▶ PROMPT:
Please retype the records below exactly, leaving out any pictures.
——————
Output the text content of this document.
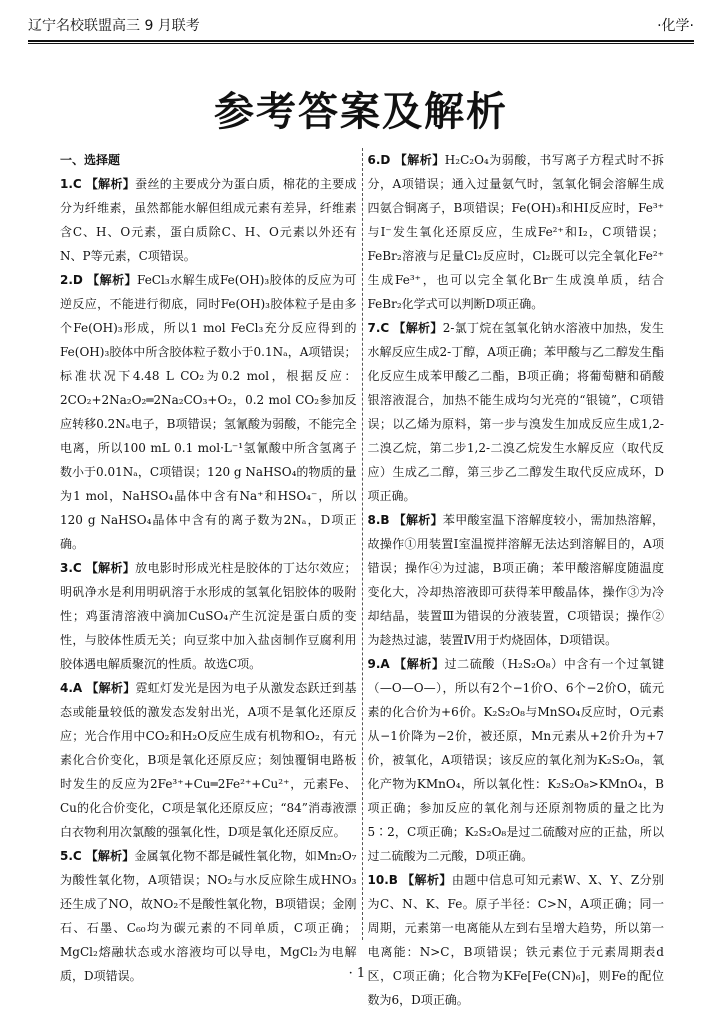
辽宁名校联盟高三 9 月联考	·化学·
参考答案及解析
一、选择题

1.C 【解析】蚕丝的主要成分为蛋白质，棉花的主要成分为纤维素，虽然都能水解但组成元素有差异，纤维素含C、H、O元素，蛋白质除C、H、O元素以外还有N、P等元素，C项错误。

2.D 【解析】FeCl₃水解生成Fe(OH)₃胶体的反应为可逆反应，不能进行彻底，同时Fe(OH)₃胶体粒子是由多个Fe(OH)₃形成，所以1 mol FeCl₃充分反应得到的Fe(OH)₃胶体中所含胶体粒子数小于0.1Nₐ，A项错误；标准状况下4.48 L CO₂为0.2 mol，根据反应：2CO₂+2Na₂O₂═2Na₂CO₃+O₂，0.2 mol CO₂参加反应转移0.2Nₐ电子，B项错误；氢氰酸为弱酸，不能完全电离，所以100 mL 0.1 mol·L⁻¹氢氰酸中所含氢离子数小于0.01Nₐ，C项错误；120 g NaHSO₄的物质的量为1 mol，NaHSO₄晶体中含有Na⁺和HSO₄⁻，所以120 g NaHSO₄晶体中含有的离子数为2Nₐ，D项正确。

3.C 【解析】放电影时形成光柱是胶体的丁达尔效应；明矾净水是利用明矾溶于水形成的氢氧化铝胶体的吸附性；鸡蛋清溶液中滴加CuSO₄产生沉淀是蛋白质的变性，与胶体性质无关；向豆浆中加入盐卤制作豆腐利用胶体遇电解质聚沉的性质。故选C项。

4.A 【解析】霓虹灯发光是因为电子从激发态跃迁到基态或能量较低的激发态发射出光，A项不是氧化还原反应；光合作用中CO₂和H₂O反应生成有机物和O₂，有元素化合价变化，B项是氧化还原反应；刻蚀覆铜电路板时发生的反应为2Fe³⁺+Cu═2Fe²⁺+Cu²⁺，元素Fe、Cu的化合价变化，C项是氧化还原反应；“84”消毒液漂白衣物利用次氯酸的强氧化性，D项是氧化还原反应。

5.C 【解析】金属氧化物不都是碱性氧化物，如Mn₂O₇为酸性氧化物，A项错误；NO₂与水反应除生成HNO₃还生成了NO，故NO₂不是酸性氧化物，B项错误；金刚石、石墨、C₆₀均为碳元素的不同单质，C项正确；MgCl₂熔融状态或水溶液均可以导电，MgCl₂为电解质，D项错误。

6.D 【解析】H₂C₂O₄为弱酸，书写离子方程式时不拆分，A项错误；通入过量氨气时，氢氧化铜会溶解生成四氨合铜离子，B项错误；Fe(OH)₃和HI反应时，Fe³⁺与I⁻发生氧化还原反应，生成Fe²⁺和I₂，C项错误；FeBr₂溶液与足量Cl₂反应时，Cl₂既可以完全氧化Fe²⁺生成Fe³⁺，也可以完全氧化Br⁻生成溴单质，结合FeBr₂化学式可以判断D项正确。

7.C 【解析】2-氯丁烷在氢氧化钠水溶液中加热，发生水解反应生成2-丁醇，A项正确；苯甲酸与乙二醇发生酯化反应生成苯甲酸乙二酯，B项正确；将葡萄糖和硝酸银溶液混合，加热不能生成均匀光亮的“银镜”，C项错误；以乙烯为原料，第一步与溴发生加成反应生成1,2-二溴乙烷，第二步1,2-二溴乙烷发生水解反应（取代反应）生成乙二醇，第三步乙二醇发生取代反应成环，D项正确。

8.B 【解析】苯甲酸室温下溶解度较小，需加热溶解，故操作①用装置Ⅰ室温搅拌溶解无法达到溶解目的，A项错误；操作④为过滤，B项正确；苯甲酸溶解度随温度变化大，冷却热溶液即可获得苯甲酸晶体，操作③为冷却结晶，装置Ⅲ为错误的分液装置，C项错误；操作②为趁热过滤，装置Ⅳ用于灼烧固体，D项错误。

9.A 【解析】过二硫酸（H₂S₂O₈）中含有一个过氧键（—O—O—），所以有2个−1价O、6个−2价O，硫元素的化合价为+6价。K₂S₂O₈与MnSO₄反应时，O元素从−1价降为−2价，被还原，Mn元素从+2价升为+7价，被氧化，A项错误；该反应的氧化剂为K₂S₂O₈，氧化产物为KMnO₄，所以氧化性：K₂S₂O₈>KMnO₄，B项正确；参加反应的氧化剂与还原剂物质的量之比为5∶2，C项正确；K₂S₂O₈是过二硫酸对应的正盐，所以过二硫酸为二元酸，D项正确。

10.B 【解析】由题中信息可知元素W、X、Y、Z分别为C、N、K、Fe。原子半径：C>N，A项正确；同一周期，元素第一电离能从左到右呈增大趋势，所以第一电离能：N>C，B项错误；铁元素位于元素周期表d区，C项正确；化合物为KFe[Fe(CN)₆]，则Fe的配位数为6，D项正确。

· 1 ·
——————
▶ WRITTEN RESPONSE:
Output the text content of this document.
辽宁名校联盟高三 9 月联考	·化学·
参考答案及解析
一、选择题

1.C 【解析】蚕丝的主要成分为蛋白质，棉花的主要成分为纤维素，虽然都能水解但组成元素有差异，纤维素含C、H、O元素，蛋白质除C、H、O元素以外还有N、P等元素，C项错误。

2.D 【解析】FeCl₃水解生成Fe(OH)₃胶体的反应为可逆反应，不能进行彻底，同时Fe(OH)₃胶体粒子是由多个Fe(OH)₃形成，所以1 mol FeCl₃充分反应得到的Fe(OH)₃胶体中所含胶体粒子数小于0.1Nₐ，A项错误；标准状况下4.48 L CO₂为0.2 mol，根据反应：2CO₂+2Na₂O₂═2Na₂CO₃+O₂，0.2 mol CO₂参加反应转移0.2Nₐ电子，B项错误；氢氰酸为弱酸，不能完全电离，所以100 mL 0.1 mol·L⁻¹氢氰酸中所含氢离子数小于0.01Nₐ，C项错误；120 g NaHSO₄的物质的量为1 mol，NaHSO₄晶体中含有Na⁺和HSO₄⁻，所以120 g NaHSO₄晶体中含有的离子数为2Nₐ，D项正确。

3.C 【解析】放电影时形成光柱是胶体的丁达尔效应；明矾净水是利用明矾溶于水形成的氢氧化铝胶体的吸附性；鸡蛋清溶液中滴加CuSO₄产生沉淀是蛋白质的变性，与胶体性质无关；向豆浆中加入盐卤制作豆腐利用胶体遇电解质聚沉的性质。故选C项。

4.A 【解析】霓虹灯发光是因为电子从激发态跃迁到基态或能量较低的激发态发射出光，A项不是氧化还原反应；光合作用中CO₂和H₂O反应生成有机物和O₂，有元素化合价变化，B项是氧化还原反应；刻蚀覆铜电路板时发生的反应为2Fe³⁺+Cu═2Fe²⁺+Cu²⁺，元素Fe、Cu的化合价变化，C项是氧化还原反应；“84”消毒液漂白衣物利用次氯酸的强氧化性，D项是氧化还原反应。

5.C 【解析】金属氧化物不都是碱性氧化物，如Mn₂O₇为酸性氧化物，A项错误；NO₂与水反应除生成HNO₃还生成了NO，故NO₂不是酸性氧化物，B项错误；金刚石、石墨、C₆₀均为碳元素的不同单质，C项正确；MgCl₂熔融状态或水溶液均可以导电，MgCl₂为电解质，D项错误。

6.D 【解析】H₂C₂O₄为弱酸，书写离子方程式时不拆分，A项错误；通入过量氨气时，氢氧化铜会溶解生成四氨合铜离子，B项错误；Fe(OH)₃和HI反应时，Fe³⁺与I⁻发生氧化还原反应，生成Fe²⁺和I₂，C项错误；FeBr₂溶液与足量Cl₂反应时，Cl₂既可以完全氧化Fe²⁺生成Fe³⁺，也可以完全氧化Br⁻生成溴单质，结合FeBr₂化学式可以判断D项正确。

7.C 【解析】2-氯丁烷在氢氧化钠水溶液中加热，发生水解反应生成2-丁醇，A项正确；苯甲酸与乙二醇发生酯化反应生成苯甲酸乙二酯，B项正确；将葡萄糖和硝酸银溶液混合，加热不能生成均匀光亮的“银镜”，C项错误；以乙烯为原料，第一步与溴发生加成反应生成1,2-二溴乙烷，第二步1,2-二溴乙烷发生水解反应（取代反应）生成乙二醇，第三步乙二醇发生取代反应成环，D项正确。

8.B 【解析】苯甲酸室温下溶解度较小，需加热溶解，故操作①用装置Ⅰ室温搅拌溶解无法达到溶解目的，A项错误；操作④为过滤，B项正确；苯甲酸溶解度随温度变化大，冷却热溶液即可获得苯甲酸晶体，操作③为冷却结晶，装置Ⅲ为错误的分液装置，C项错误；操作②为趁热过滤，装置Ⅳ用于灼烧固体，D项错误。

9.A 【解析】过二硫酸（H₂S₂O₈）中含有一个过氧键（—O—O—），所以有2个−1价O、6个−2价O，硫元素的化合价为+6价。K₂S₂O₈与MnSO₄反应时，O元素从−1价降为−2价，被还原，Mn元素从+2价升为+7价，被氧化，A项错误；该反应的氧化剂为K₂S₂O₈，氧化产物为KMnO₄，所以氧化性：K₂S₂O₈>KMnO₄，B项正确；参加反应的氧化剂与还原剂物质的量之比为5∶2，C项正确；K₂S₂O₈是过二硫酸对应的正盐，所以过二硫酸为二元酸，D项正确。

10.B 【解析】由题中信息可知元素W、X、Y、Z分别为C、N、K、Fe。原子半径：C>N，A项正确；同一周期，元素第一电离能从左到右呈增大趋势，所以第一电离能：N>C，B项错误；铁元素位于元素周期表d区，C项正确；化合物为KFe[Fe(CN)₆]，则Fe的配位数为6，D项正确。

· 1 ·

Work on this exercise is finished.